### EXERCISE AIM
Set down the whole listing verbatim.

>> Start INPUT FOR THIS TASK

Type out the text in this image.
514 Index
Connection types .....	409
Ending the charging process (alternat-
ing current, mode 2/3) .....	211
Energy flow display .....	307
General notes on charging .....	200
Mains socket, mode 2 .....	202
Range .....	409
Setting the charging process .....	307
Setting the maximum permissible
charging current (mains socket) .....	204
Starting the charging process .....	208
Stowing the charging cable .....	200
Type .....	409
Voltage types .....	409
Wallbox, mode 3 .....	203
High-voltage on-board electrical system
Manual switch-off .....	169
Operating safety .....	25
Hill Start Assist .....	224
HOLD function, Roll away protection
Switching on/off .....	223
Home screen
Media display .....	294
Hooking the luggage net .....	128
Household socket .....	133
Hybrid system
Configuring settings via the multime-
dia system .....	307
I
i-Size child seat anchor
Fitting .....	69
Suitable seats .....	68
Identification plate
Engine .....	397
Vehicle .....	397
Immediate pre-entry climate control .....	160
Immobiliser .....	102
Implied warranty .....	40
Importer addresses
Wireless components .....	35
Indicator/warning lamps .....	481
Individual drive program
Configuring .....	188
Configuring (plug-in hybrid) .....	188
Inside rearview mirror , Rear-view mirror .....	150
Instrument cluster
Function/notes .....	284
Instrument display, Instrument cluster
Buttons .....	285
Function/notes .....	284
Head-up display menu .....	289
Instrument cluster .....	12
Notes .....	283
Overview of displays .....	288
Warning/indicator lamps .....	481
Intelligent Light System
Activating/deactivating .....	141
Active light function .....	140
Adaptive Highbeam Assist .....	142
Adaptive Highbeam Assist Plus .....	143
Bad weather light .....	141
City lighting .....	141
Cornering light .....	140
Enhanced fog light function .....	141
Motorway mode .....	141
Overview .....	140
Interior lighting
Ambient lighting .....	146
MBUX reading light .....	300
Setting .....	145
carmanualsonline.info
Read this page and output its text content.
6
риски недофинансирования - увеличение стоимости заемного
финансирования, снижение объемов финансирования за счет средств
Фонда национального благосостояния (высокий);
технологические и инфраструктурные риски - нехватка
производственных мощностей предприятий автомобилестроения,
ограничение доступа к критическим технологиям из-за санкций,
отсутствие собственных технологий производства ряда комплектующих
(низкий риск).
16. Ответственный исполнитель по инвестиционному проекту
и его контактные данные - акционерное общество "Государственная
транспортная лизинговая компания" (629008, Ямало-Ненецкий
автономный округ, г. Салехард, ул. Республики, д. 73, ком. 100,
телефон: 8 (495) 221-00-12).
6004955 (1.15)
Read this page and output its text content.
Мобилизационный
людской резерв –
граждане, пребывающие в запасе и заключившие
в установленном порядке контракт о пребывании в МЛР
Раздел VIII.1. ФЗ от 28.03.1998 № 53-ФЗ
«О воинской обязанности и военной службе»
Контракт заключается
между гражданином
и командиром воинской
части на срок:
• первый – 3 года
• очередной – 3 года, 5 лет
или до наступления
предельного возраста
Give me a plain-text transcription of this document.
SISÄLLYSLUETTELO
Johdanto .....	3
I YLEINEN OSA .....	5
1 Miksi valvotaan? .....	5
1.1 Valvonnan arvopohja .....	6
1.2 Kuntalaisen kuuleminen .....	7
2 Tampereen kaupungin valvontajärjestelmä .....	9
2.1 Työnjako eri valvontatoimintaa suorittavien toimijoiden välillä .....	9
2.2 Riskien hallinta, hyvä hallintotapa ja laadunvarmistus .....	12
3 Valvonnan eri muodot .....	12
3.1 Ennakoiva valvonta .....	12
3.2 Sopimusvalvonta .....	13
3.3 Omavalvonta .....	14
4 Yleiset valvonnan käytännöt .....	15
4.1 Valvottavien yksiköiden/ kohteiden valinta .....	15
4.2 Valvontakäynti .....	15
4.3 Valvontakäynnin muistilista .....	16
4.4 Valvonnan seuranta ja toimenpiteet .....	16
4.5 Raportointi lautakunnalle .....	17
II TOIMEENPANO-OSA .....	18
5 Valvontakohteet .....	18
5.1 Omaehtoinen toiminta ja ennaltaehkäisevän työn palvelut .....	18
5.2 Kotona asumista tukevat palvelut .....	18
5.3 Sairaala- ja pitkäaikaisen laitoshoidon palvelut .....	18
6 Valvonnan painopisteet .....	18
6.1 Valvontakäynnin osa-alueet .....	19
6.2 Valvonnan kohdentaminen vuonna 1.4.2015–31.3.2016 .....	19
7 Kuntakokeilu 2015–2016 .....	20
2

>> End INPUT FOR THIS TASK

### FULL ANSWER
Type out the text in this image.
514 Index
Connection types .....	409
Ending the charging process (alternat-
ing current, mode 2/3) .....	211
Energy flow display .....	307
General notes on charging .....	200
Mains socket, mode 2 .....	202
Range .....	409
Setting the charging process .....	307
Setting the maximum permissible
charging current (mains socket) .....	204
Starting the charging process .....	208
Stowing the charging cable .....	200
Type .....	409
Voltage types .....	409
Wallbox, mode 3 .....	203
High-voltage on-board electrical system
Manual switch-off .....	169
Operating safety .....	25
Hill Start Assist .....	224
HOLD function, Roll away protection
Switching on/off .....	223
Home screen
Media display .....	294
Hooking the luggage net .....	128
Household socket .....	133
Hybrid system
Configuring settings via the multime-
dia system .....	307
I
i-Size child seat anchor
Fitting .....	69
Suitable seats .....	68
Identification plate
Engine .....	397
Vehicle .....	397
Immediate pre-entry climate control .....	160
Immobiliser .....	102
Implied warranty .....	40
Importer addresses
Wireless components .....	35
Indicator/warning lamps .....	481
Individual drive program
Configuring .....	188
Configuring (plug-in hybrid) .....	188
Inside rearview mirror , Rear-view mirror .....	150
Instrument cluster
Function/notes .....	284
Instrument display, Instrument cluster
Buttons .....	285
Function/notes .....	284
Head-up display menu .....	289
Instrument cluster .....	12
Notes .....	283
Overview of displays .....	288
Warning/indicator lamps .....	481
Intelligent Light System
Activating/deactivating .....	141
Active light function .....	140
Adaptive Highbeam Assist .....	142
Adaptive Highbeam Assist Plus .....	143
Bad weather light .....	141
City lighting .....	141
Cornering light .....	140
Enhanced fog light function .....	141
Motorway mode .....	141
Overview .....	140
Interior lighting
Ambient lighting .....	146
MBUX reading light .....	300
Setting .....	145
carmanualsonline.info
Read this page and output its text content.
6
риски недофинансирования - увеличение стоимости заемного
финансирования, снижение объемов финансирования за счет средств
Фонда национального благосостояния (высокий);
технологические и инфраструктурные риски - нехватка
производственных мощностей предприятий автомобилестроения,
ограничение доступа к критическим технологиям из-за санкций,
отсутствие собственных технологий производства ряда комплектующих
(низкий риск).
16. Ответственный исполнитель по инвестиционному проекту
и его контактные данные - акционерное общество "Государственная
транспортная лизинговая компания" (629008, Ямало-Ненецкий
автономный округ, г. Салехард, ул. Республики, д. 73, ком. 100,
телефон: 8 (495) 221-00-12).
6004955 (1.15)
Read this page and output its text content.
Мобилизационный
людской резерв –
граждане, пребывающие в запасе и заключившие
в установленном порядке контракт о пребывании в МЛР
Раздел VIII.1. ФЗ от 28.03.1998 № 53-ФЗ
«О воинской обязанности и военной службе»
Контракт заключается
между гражданином
и командиром воинской
части на срок:
• первый – 3 года
• очередной – 3 года, 5 лет
или до наступления
предельного возраста
Give me a plain-text transcription of this document.
SISÄLLYSLUETTELO
Johdanto .....	3
I YLEINEN OSA .....	5
1 Miksi valvotaan? .....	5
1.1 Valvonnan arvopohja .....	6
1.2 Kuntalaisen kuuleminen .....	7
2 Tampereen kaupungin valvontajärjestelmä .....	9
2.1 Työnjako eri valvontatoimintaa suorittavien toimijoiden välillä .....	9
2.2 Riskien hallinta, hyvä hallintotapa ja laadunvarmistus .....	12
3 Valvonnan eri muodot .....	12
3.1 Ennakoiva valvonta .....	12
3.2 Sopimusvalvonta .....	13
3.3 Omavalvonta .....	14
4 Yleiset valvonnan käytännöt .....	15
4.1 Valvottavien yksiköiden/ kohteiden valinta .....	15
4.2 Valvontakäynti .....	15
4.3 Valvontakäynnin muistilista .....	16
4.4 Valvonnan seuranta ja toimenpiteet .....	16
4.5 Raportointi lautakunnalle .....	17
II TOIMEENPANO-OSA .....	18
5 Valvontakohteet .....	18
5.1 Omaehtoinen toiminta ja ennaltaehkäisevän työn palvelut .....	18
5.2 Kotona asumista tukevat palvelut .....	18
5.3 Sairaala- ja pitkäaikaisen laitoshoidon palvelut .....	18
6 Valvonnan painopisteet .....	18
6.1 Valvontakäynnin osa-alueet .....	19
6.2 Valvonnan kohdentaminen vuonna 1.4.2015–31.3.2016 .....	19
7 Kuntakokeilu 2015–2016 .....	20
2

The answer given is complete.